Output the records exactly as they appear, with no pictures included.

Dataset listings of figures:
--

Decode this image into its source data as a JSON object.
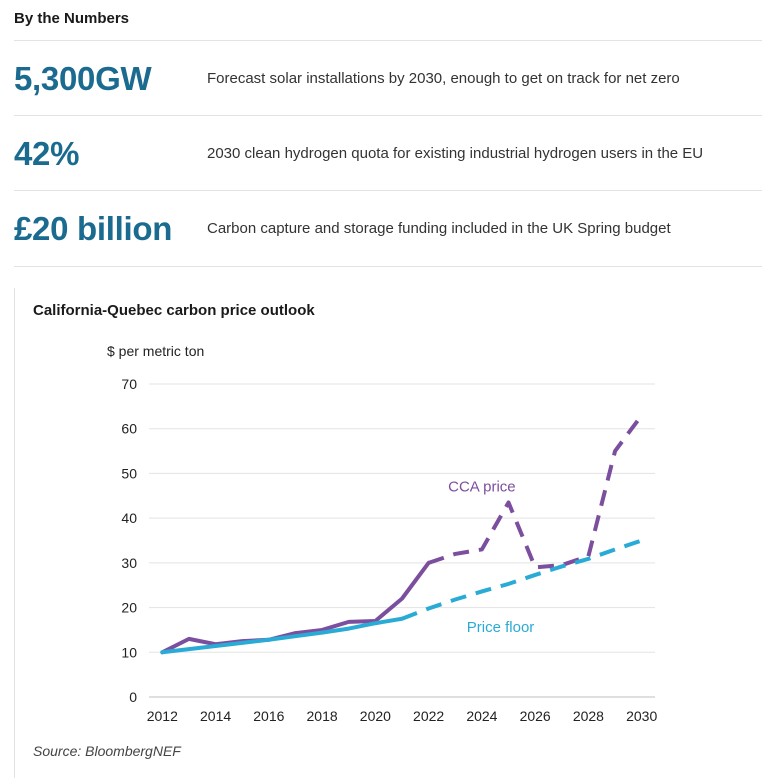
{
  "section_title": "By the Numbers",
  "stats": [
    {
      "value": "5,300GW",
      "description": "Forecast solar installations by 2030, enough to get on track for net zero"
    },
    {
      "value": "42%",
      "description": "2030 clean hydrogen quota for existing industrial hydrogen users in the EU"
    },
    {
      "value": "£20 billion",
      "description": "Carbon capture and storage funding included in the UK Spring budget"
    }
  ],
  "chart_data": {
    "type": "line",
    "title": "California-Quebec carbon price outlook",
    "ylabel": "$ per metric ton",
    "xlabel": "",
    "ylim": [
      0,
      70
    ],
    "xlim": [
      2011.5,
      2030.5
    ],
    "yticks": [
      0,
      10,
      20,
      30,
      40,
      50,
      60,
      70
    ],
    "xticks": [
      2012,
      2014,
      2016,
      2018,
      2020,
      2022,
      2024,
      2026,
      2028,
      2030
    ],
    "grid": true,
    "series": [
      {
        "name": "CCA price",
        "color": "#7b4f9e",
        "solid": {
          "x": [
            2012,
            2013,
            2014,
            2015,
            2016,
            2017,
            2018,
            2019,
            2020,
            2021,
            2022
          ],
          "y": [
            10,
            13,
            11.8,
            12.5,
            12.8,
            14.3,
            15,
            16.8,
            17,
            22,
            30
          ]
        },
        "dashed": {
          "x": [
            2022,
            2023,
            2024,
            2025,
            2026,
            2027,
            2028,
            2029,
            2030
          ],
          "y": [
            30,
            32,
            33,
            43.5,
            29,
            29.5,
            31.5,
            55,
            63
          ]
        }
      },
      {
        "name": "Price floor",
        "color": "#29abd6",
        "solid": {
          "x": [
            2012,
            2013,
            2014,
            2015,
            2016,
            2017,
            2018,
            2019,
            2020,
            2021
          ],
          "y": [
            10,
            10.7,
            11.4,
            12.1,
            12.8,
            13.6,
            14.4,
            15.3,
            16.5,
            17.5
          ]
        },
        "dashed": {
          "x": [
            2021,
            2022,
            2023,
            2024,
            2025,
            2026,
            2027,
            2028,
            2029,
            2030
          ],
          "y": [
            17.5,
            19.8,
            21.8,
            23.6,
            25.3,
            27.3,
            29.2,
            30.9,
            33,
            35
          ]
        }
      }
    ],
    "annotations": [
      {
        "text": "CCA price",
        "x": 2024,
        "y": 46,
        "color": "#7b4f9e"
      },
      {
        "text": "Price floor",
        "x": 2024.7,
        "y": 14.5,
        "color": "#29abd6"
      }
    ],
    "source": "Source: BloombergNEF"
  }
}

--

EXERCISE OUTPUT.
Decode this image into its source data as a JSON object.
{
  "section_title": "By the Numbers",
  "stats": [
    {
      "value": "5,300GW",
      "description": "Forecast solar installations by 2030, enough to get on track for net zero"
    },
    {
      "value": "42%",
      "description": "2030 clean hydrogen quota for existing industrial hydrogen users in the EU"
    },
    {
      "value": "£20 billion",
      "description": "Carbon capture and storage funding included in the UK Spring budget"
    }
  ],
  "chart_data": {
    "type": "line",
    "title": "California-Quebec carbon price outlook",
    "ylabel": "$ per metric ton",
    "xlabel": "",
    "ylim": [
      0,
      70
    ],
    "xlim": [
      2011.5,
      2030.5
    ],
    "yticks": [
      0,
      10,
      20,
      30,
      40,
      50,
      60,
      70
    ],
    "xticks": [
      2012,
      2014,
      2016,
      2018,
      2020,
      2022,
      2024,
      2026,
      2028,
      2030
    ],
    "grid": true,
    "series": [
      {
        "name": "CCA price",
        "color": "#7b4f9e",
        "solid": {
          "x": [
            2012,
            2013,
            2014,
            2015,
            2016,
            2017,
            2018,
            2019,
            2020,
            2021,
            2022
          ],
          "y": [
            10,
            13,
            11.8,
            12.5,
            12.8,
            14.3,
            15,
            16.8,
            17,
            22,
            30
          ]
        },
        "dashed": {
          "x": [
            2022,
            2023,
            2024,
            2025,
            2026,
            2027,
            2028,
            2029,
            2030
          ],
          "y": [
            30,
            32,
            33,
            43.5,
            29,
            29.5,
            31.5,
            55,
            63
          ]
        }
      },
      {
        "name": "Price floor",
        "color": "#29abd6",
        "solid": {
          "x": [
            2012,
            2013,
            2014,
            2015,
            2016,
            2017,
            2018,
            2019,
            2020,
            2021
          ],
          "y": [
            10,
            10.7,
            11.4,
            12.1,
            12.8,
            13.6,
            14.4,
            15.3,
            16.5,
            17.5
          ]
        },
        "dashed": {
          "x": [
            2021,
            2022,
            2023,
            2024,
            2025,
            2026,
            2027,
            2028,
            2029,
            2030
          ],
          "y": [
            17.5,
            19.8,
            21.8,
            23.6,
            25.3,
            27.3,
            29.2,
            30.9,
            33,
            35
          ]
        }
      }
    ],
    "annotations": [
      {
        "text": "CCA price",
        "x": 2024,
        "y": 46,
        "color": "#7b4f9e"
      },
      {
        "text": "Price floor",
        "x": 2024.7,
        "y": 14.5,
        "color": "#29abd6"
      }
    ],
    "source": "Source: BloombergNEF"
  }
}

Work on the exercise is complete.